[REQUIREMENT] Every line below must be reproduced exactly. Copy them all.

/---

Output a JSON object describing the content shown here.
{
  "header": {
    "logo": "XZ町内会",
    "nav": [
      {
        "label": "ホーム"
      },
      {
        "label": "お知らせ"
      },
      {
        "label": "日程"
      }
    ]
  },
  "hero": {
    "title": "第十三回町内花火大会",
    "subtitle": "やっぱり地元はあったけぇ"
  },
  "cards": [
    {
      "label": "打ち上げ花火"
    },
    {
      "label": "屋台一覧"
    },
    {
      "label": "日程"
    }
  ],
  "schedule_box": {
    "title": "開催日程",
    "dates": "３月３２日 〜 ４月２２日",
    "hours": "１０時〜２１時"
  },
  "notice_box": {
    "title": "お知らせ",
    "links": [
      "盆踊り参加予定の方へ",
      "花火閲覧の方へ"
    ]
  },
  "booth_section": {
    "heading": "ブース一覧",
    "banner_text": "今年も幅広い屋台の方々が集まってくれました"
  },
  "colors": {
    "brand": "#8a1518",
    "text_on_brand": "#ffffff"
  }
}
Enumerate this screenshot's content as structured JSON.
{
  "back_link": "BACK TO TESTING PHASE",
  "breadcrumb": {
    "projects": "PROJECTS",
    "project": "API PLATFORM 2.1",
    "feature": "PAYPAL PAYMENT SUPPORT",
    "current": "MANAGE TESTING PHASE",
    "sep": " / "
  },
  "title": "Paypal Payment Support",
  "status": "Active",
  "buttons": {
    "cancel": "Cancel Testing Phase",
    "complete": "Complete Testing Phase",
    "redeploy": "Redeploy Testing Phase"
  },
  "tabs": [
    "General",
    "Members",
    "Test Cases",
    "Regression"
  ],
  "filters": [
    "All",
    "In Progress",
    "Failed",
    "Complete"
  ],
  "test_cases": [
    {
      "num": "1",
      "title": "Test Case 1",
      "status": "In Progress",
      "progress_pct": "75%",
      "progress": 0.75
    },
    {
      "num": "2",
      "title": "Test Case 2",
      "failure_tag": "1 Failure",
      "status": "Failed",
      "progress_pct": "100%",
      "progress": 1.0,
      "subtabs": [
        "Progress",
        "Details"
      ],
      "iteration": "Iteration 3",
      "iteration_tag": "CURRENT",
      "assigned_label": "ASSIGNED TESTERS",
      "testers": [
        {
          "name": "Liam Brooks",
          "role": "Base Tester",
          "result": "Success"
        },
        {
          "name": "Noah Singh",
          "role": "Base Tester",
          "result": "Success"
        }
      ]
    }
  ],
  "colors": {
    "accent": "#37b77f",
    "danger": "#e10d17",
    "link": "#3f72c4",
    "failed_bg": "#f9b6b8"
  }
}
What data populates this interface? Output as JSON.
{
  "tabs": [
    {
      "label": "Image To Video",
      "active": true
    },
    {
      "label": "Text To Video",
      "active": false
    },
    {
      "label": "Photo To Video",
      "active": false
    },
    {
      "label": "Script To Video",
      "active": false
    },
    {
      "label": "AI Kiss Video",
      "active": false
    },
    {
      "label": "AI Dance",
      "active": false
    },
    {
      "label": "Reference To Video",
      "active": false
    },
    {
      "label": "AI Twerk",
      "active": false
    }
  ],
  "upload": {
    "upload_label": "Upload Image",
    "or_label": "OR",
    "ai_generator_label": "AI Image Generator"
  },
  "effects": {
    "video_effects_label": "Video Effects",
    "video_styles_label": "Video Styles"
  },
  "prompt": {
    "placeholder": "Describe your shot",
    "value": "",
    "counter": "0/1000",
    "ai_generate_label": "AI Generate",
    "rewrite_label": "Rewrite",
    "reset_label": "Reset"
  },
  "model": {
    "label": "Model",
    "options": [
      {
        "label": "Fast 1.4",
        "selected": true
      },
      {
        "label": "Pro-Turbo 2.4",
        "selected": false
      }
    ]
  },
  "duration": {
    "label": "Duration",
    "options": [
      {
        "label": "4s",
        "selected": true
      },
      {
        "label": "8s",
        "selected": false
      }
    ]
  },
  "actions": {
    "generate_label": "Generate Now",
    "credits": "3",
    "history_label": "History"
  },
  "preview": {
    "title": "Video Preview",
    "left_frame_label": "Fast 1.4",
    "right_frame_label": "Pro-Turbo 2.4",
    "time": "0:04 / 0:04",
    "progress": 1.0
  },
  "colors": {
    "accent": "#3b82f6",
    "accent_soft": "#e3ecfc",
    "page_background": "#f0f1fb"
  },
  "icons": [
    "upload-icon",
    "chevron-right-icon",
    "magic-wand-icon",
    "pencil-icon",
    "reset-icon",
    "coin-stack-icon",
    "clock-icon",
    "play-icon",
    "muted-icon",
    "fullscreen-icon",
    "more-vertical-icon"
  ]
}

\---

[WRITTEN ANSWER]
Output a JSON object describing the content shown here.
{
  "header": {
    "logo": "XZ町内会",
    "nav": [
      {
        "label": "ホーム"
      },
      {
        "label": "お知らせ"
      },
      {
        "label": "日程"
      }
    ]
  },
  "hero": {
    "title": "第十三回町内花火大会",
    "subtitle": "やっぱり地元はあったけぇ"
  },
  "cards": [
    {
      "label": "打ち上げ花火"
    },
    {
      "label": "屋台一覧"
    },
    {
      "label": "日程"
    }
  ],
  "schedule_box": {
    "title": "開催日程",
    "dates": "３月３２日 〜 ４月２２日",
    "hours": "１０時〜２１時"
  },
  "notice_box": {
    "title": "お知らせ",
    "links": [
      "盆踊り参加予定の方へ",
      "花火閲覧の方へ"
    ]
  },
  "booth_section": {
    "heading": "ブース一覧",
    "banner_text": "今年も幅広い屋台の方々が集まってくれました"
  },
  "colors": {
    "brand": "#8a1518",
    "text_on_brand": "#ffffff"
  }
}
Enumerate this screenshot's content as structured JSON.
{
  "back_link": "BACK TO TESTING PHASE",
  "breadcrumb": {
    "projects": "PROJECTS",
    "project": "API PLATFORM 2.1",
    "feature": "PAYPAL PAYMENT SUPPORT",
    "current": "MANAGE TESTING PHASE",
    "sep": " / "
  },
  "title": "Paypal Payment Support",
  "status": "Active",
  "buttons": {
    "cancel": "Cancel Testing Phase",
    "complete": "Complete Testing Phase",
    "redeploy": "Redeploy Testing Phase"
  },
  "tabs": [
    "General",
    "Members",
    "Test Cases",
    "Regression"
  ],
  "filters": [
    "All",
    "In Progress",
    "Failed",
    "Complete"
  ],
  "test_cases": [
    {
      "num": "1",
      "title": "Test Case 1",
      "status": "In Progress",
      "progress_pct": "75%",
      "progress": 0.75
    },
    {
      "num": "2",
      "title": "Test Case 2",
      "failure_tag": "1 Failure",
      "status": "Failed",
      "progress_pct": "100%",
      "progress": 1.0,
      "subtabs": [
        "Progress",
        "Details"
      ],
      "iteration": "Iteration 3",
      "iteration_tag": "CURRENT",
      "assigned_label": "ASSIGNED TESTERS",
      "testers": [
        {
          "name": "Liam Brooks",
          "role": "Base Tester",
          "result": "Success"
        },
        {
          "name": "Noah Singh",
          "role": "Base Tester",
          "result": "Success"
        }
      ]
    }
  ],
  "colors": {
    "accent": "#37b77f",
    "danger": "#e10d17",
    "link": "#3f72c4",
    "failed_bg": "#f9b6b8"
  }
}
What data populates this interface? Output as JSON.
{
  "tabs": [
    {
      "label": "Image To Video",
      "active": true
    },
    {
      "label": "Text To Video",
      "active": false
    },
    {
      "label": "Photo To Video",
      "active": false
    },
    {
      "label": "Script To Video",
      "active": false
    },
    {
      "label": "AI Kiss Video",
      "active": false
    },
    {
      "label": "AI Dance",
      "active": false
    },
    {
      "label": "Reference To Video",
      "active": false
    },
    {
      "label": "AI Twerk",
      "active": false
    }
  ],
  "upload": {
    "upload_label": "Upload Image",
    "or_label": "OR",
    "ai_generator_label": "AI Image Generator"
  },
  "effects": {
    "video_effects_label": "Video Effects",
    "video_styles_label": "Video Styles"
  },
  "prompt": {
    "placeholder": "Describe your shot",
    "value": "",
    "counter": "0/1000",
    "ai_generate_label": "AI Generate",
    "rewrite_label": "Rewrite",
    "reset_label": "Reset"
  },
  "model": {
    "label": "Model",
    "options": [
      {
        "label": "Fast 1.4",
        "selected": true
      },
      {
        "label": "Pro-Turbo 2.4",
        "selected": false
      }
    ]
  },
  "duration": {
    "label": "Duration",
    "options": [
      {
        "label": "4s",
        "selected": true
      },
      {
        "label": "8s",
        "selected": false
      }
    ]
  },
  "actions": {
    "generate_label": "Generate Now",
    "credits": "3",
    "history_label": "History"
  },
  "preview": {
    "title": "Video Preview",
    "left_frame_label": "Fast 1.4",
    "right_frame_label": "Pro-Turbo 2.4",
    "time": "0:04 / 0:04",
    "progress": 1.0
  },
  "colors": {
    "accent": "#3b82f6",
    "accent_soft": "#e3ecfc",
    "page_background": "#f0f1fb"
  },
  "icons": [
    "upload-icon",
    "chevron-right-icon",
    "magic-wand-icon",
    "pencil-icon",
    "reset-icon",
    "coin-stack-icon",
    "clock-icon",
    "play-icon",
    "muted-icon",
    "fullscreen-icon",
    "more-vertical-icon"
  ]
}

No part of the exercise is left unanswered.